Exercise aim
Write the material out again exactly.

Recorded data
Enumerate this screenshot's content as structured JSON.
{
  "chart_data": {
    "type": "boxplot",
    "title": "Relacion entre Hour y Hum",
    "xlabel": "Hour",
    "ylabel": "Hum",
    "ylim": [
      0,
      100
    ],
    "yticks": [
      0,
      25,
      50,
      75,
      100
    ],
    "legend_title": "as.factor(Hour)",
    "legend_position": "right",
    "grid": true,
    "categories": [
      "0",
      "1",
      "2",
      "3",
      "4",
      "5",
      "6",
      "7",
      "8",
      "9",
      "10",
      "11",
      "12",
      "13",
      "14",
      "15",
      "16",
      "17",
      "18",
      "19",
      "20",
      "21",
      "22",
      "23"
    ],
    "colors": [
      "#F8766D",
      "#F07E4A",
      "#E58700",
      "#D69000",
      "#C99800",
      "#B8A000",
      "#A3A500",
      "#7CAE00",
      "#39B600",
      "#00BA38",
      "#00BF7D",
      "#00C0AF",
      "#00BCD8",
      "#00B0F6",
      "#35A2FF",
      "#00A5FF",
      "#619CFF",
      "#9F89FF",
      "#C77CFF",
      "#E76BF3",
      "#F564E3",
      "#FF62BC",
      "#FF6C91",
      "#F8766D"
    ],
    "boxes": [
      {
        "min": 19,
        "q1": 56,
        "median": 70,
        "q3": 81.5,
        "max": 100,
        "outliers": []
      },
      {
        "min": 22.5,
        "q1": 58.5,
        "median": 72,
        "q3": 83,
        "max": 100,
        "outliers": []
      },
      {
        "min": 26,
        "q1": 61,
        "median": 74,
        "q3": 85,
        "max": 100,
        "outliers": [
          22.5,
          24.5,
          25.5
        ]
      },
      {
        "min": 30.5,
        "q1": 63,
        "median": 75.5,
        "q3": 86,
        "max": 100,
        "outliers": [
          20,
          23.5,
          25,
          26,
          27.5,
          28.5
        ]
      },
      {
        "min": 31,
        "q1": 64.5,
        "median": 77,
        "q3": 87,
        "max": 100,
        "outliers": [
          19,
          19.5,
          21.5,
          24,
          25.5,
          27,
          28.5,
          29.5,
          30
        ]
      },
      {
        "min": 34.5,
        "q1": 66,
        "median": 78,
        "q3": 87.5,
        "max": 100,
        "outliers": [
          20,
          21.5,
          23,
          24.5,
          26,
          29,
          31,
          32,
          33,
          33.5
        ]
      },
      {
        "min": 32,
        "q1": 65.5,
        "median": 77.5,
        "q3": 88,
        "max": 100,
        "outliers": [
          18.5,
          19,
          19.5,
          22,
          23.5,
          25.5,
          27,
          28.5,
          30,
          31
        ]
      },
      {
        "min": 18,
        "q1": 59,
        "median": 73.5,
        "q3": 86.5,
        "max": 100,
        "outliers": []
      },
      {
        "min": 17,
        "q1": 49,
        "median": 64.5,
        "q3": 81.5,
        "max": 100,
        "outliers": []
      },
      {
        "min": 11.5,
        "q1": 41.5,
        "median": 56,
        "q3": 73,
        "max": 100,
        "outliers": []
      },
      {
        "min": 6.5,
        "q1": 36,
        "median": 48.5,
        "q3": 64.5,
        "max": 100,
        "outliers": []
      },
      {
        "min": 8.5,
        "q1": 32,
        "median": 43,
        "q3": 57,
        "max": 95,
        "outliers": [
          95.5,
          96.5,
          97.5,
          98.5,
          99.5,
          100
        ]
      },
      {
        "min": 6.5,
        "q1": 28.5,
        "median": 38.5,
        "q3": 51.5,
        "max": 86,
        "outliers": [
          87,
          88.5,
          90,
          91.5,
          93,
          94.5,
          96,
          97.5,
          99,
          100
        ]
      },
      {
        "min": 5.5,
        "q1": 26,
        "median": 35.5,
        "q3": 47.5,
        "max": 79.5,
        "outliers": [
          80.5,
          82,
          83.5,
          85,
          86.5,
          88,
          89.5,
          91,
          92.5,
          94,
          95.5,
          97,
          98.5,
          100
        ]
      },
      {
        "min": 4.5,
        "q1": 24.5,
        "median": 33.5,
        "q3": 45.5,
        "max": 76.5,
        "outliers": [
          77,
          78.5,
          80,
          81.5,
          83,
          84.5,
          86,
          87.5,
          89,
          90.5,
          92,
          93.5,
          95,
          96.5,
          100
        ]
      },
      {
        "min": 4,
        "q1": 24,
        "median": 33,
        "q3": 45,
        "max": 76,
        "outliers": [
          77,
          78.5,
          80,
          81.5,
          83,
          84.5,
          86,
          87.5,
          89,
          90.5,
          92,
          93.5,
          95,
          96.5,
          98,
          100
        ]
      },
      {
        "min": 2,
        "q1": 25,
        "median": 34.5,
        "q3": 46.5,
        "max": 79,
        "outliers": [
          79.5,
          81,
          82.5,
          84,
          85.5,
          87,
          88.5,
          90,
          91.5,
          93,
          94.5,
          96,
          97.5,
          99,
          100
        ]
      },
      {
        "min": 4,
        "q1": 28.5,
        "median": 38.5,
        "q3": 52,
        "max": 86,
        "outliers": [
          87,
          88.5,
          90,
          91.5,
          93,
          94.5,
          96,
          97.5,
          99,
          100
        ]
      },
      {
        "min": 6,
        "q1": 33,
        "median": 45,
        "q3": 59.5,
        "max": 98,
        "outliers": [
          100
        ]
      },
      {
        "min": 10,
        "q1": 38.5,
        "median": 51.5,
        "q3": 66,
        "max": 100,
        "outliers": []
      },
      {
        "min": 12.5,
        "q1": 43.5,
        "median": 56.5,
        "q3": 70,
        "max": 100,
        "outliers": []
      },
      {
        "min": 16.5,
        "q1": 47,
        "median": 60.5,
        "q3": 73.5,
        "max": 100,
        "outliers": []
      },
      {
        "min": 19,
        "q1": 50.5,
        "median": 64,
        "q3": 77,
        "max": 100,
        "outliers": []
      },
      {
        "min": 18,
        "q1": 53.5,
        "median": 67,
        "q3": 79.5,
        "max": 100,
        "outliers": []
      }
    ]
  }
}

Worked answer
Enumerate this screenshot's content as structured JSON.
{
  "chart_data": {
    "type": "boxplot",
    "title": "Relacion entre Hour y Hum",
    "xlabel": "Hour",
    "ylabel": "Hum",
    "ylim": [
      0,
      100
    ],
    "yticks": [
      0,
      25,
      50,
      75,
      100
    ],
    "legend_title": "as.factor(Hour)",
    "legend_position": "right",
    "grid": true,
    "categories": [
      "0",
      "1",
      "2",
      "3",
      "4",
      "5",
      "6",
      "7",
      "8",
      "9",
      "10",
      "11",
      "12",
      "13",
      "14",
      "15",
      "16",
      "17",
      "18",
      "19",
      "20",
      "21",
      "22",
      "23"
    ],
    "colors": [
      "#F8766D",
      "#F07E4A",
      "#E58700",
      "#D69000",
      "#C99800",
      "#B8A000",
      "#A3A500",
      "#7CAE00",
      "#39B600",
      "#00BA38",
      "#00BF7D",
      "#00C0AF",
      "#00BCD8",
      "#00B0F6",
      "#35A2FF",
      "#00A5FF",
      "#619CFF",
      "#9F89FF",
      "#C77CFF",
      "#E76BF3",
      "#F564E3",
      "#FF62BC",
      "#FF6C91",
      "#F8766D"
    ],
    "boxes": [
      {
        "min": 19,
        "q1": 56,
        "median": 70,
        "q3": 81.5,
        "max": 100,
        "outliers": []
      },
      {
        "min": 22.5,
        "q1": 58.5,
        "median": 72,
        "q3": 83,
        "max": 100,
        "outliers": []
      },
      {
        "min": 26,
        "q1": 61,
        "median": 74,
        "q3": 85,
        "max": 100,
        "outliers": [
          22.5,
          24.5,
          25.5
        ]
      },
      {
        "min": 30.5,
        "q1": 63,
        "median": 75.5,
        "q3": 86,
        "max": 100,
        "outliers": [
          20,
          23.5,
          25,
          26,
          27.5,
          28.5
        ]
      },
      {
        "min": 31,
        "q1": 64.5,
        "median": 77,
        "q3": 87,
        "max": 100,
        "outliers": [
          19,
          19.5,
          21.5,
          24,
          25.5,
          27,
          28.5,
          29.5,
          30
        ]
      },
      {
        "min": 34.5,
        "q1": 66,
        "median": 78,
        "q3": 87.5,
        "max": 100,
        "outliers": [
          20,
          21.5,
          23,
          24.5,
          26,
          29,
          31,
          32,
          33,
          33.5
        ]
      },
      {
        "min": 32,
        "q1": 65.5,
        "median": 77.5,
        "q3": 88,
        "max": 100,
        "outliers": [
          18.5,
          19,
          19.5,
          22,
          23.5,
          25.5,
          27,
          28.5,
          30,
          31
        ]
      },
      {
        "min": 18,
        "q1": 59,
        "median": 73.5,
        "q3": 86.5,
        "max": 100,
        "outliers": []
      },
      {
        "min": 17,
        "q1": 49,
        "median": 64.5,
        "q3": 81.5,
        "max": 100,
        "outliers": []
      },
      {
        "min": 11.5,
        "q1": 41.5,
        "median": 56,
        "q3": 73,
        "max": 100,
        "outliers": []
      },
      {
        "min": 6.5,
        "q1": 36,
        "median": 48.5,
        "q3": 64.5,
        "max": 100,
        "outliers": []
      },
      {
        "min": 8.5,
        "q1": 32,
        "median": 43,
        "q3": 57,
        "max": 95,
        "outliers": [
          95.5,
          96.5,
          97.5,
          98.5,
          99.5,
          100
        ]
      },
      {
        "min": 6.5,
        "q1": 28.5,
        "median": 38.5,
        "q3": 51.5,
        "max": 86,
        "outliers": [
          87,
          88.5,
          90,
          91.5,
          93,
          94.5,
          96,
          97.5,
          99,
          100
        ]
      },
      {
        "min": 5.5,
        "q1": 26,
        "median": 35.5,
        "q3": 47.5,
        "max": 79.5,
        "outliers": [
          80.5,
          82,
          83.5,
          85,
          86.5,
          88,
          89.5,
          91,
          92.5,
          94,
          95.5,
          97,
          98.5,
          100
        ]
      },
      {
        "min": 4.5,
        "q1": 24.5,
        "median": 33.5,
        "q3": 45.5,
        "max": 76.5,
        "outliers": [
          77,
          78.5,
          80,
          81.5,
          83,
          84.5,
          86,
          87.5,
          89,
          90.5,
          92,
          93.5,
          95,
          96.5,
          100
        ]
      },
      {
        "min": 4,
        "q1": 24,
        "median": 33,
        "q3": 45,
        "max": 76,
        "outliers": [
          77,
          78.5,
          80,
          81.5,
          83,
          84.5,
          86,
          87.5,
          89,
          90.5,
          92,
          93.5,
          95,
          96.5,
          98,
          100
        ]
      },
      {
        "min": 2,
        "q1": 25,
        "median": 34.5,
        "q3": 46.5,
        "max": 79,
        "outliers": [
          79.5,
          81,
          82.5,
          84,
          85.5,
          87,
          88.5,
          90,
          91.5,
          93,
          94.5,
          96,
          97.5,
          99,
          100
        ]
      },
      {
        "min": 4,
        "q1": 28.5,
        "median": 38.5,
        "q3": 52,
        "max": 86,
        "outliers": [
          87,
          88.5,
          90,
          91.5,
          93,
          94.5,
          96,
          97.5,
          99,
          100
        ]
      },
      {
        "min": 6,
        "q1": 33,
        "median": 45,
        "q3": 59.5,
        "max": 98,
        "outliers": [
          100
        ]
      },
      {
        "min": 10,
        "q1": 38.5,
        "median": 51.5,
        "q3": 66,
        "max": 100,
        "outliers": []
      },
      {
        "min": 12.5,
        "q1": 43.5,
        "median": 56.5,
        "q3": 70,
        "max": 100,
        "outliers": []
      },
      {
        "min": 16.5,
        "q1": 47,
        "median": 60.5,
        "q3": 73.5,
        "max": 100,
        "outliers": []
      },
      {
        "min": 19,
        "q1": 50.5,
        "median": 64,
        "q3": 77,
        "max": 100,
        "outliers": []
      },
      {
        "min": 18,
        "q1": 53.5,
        "median": 67,
        "q3": 79.5,
        "max": 100,
        "outliers": []
      }
    ]
  }
}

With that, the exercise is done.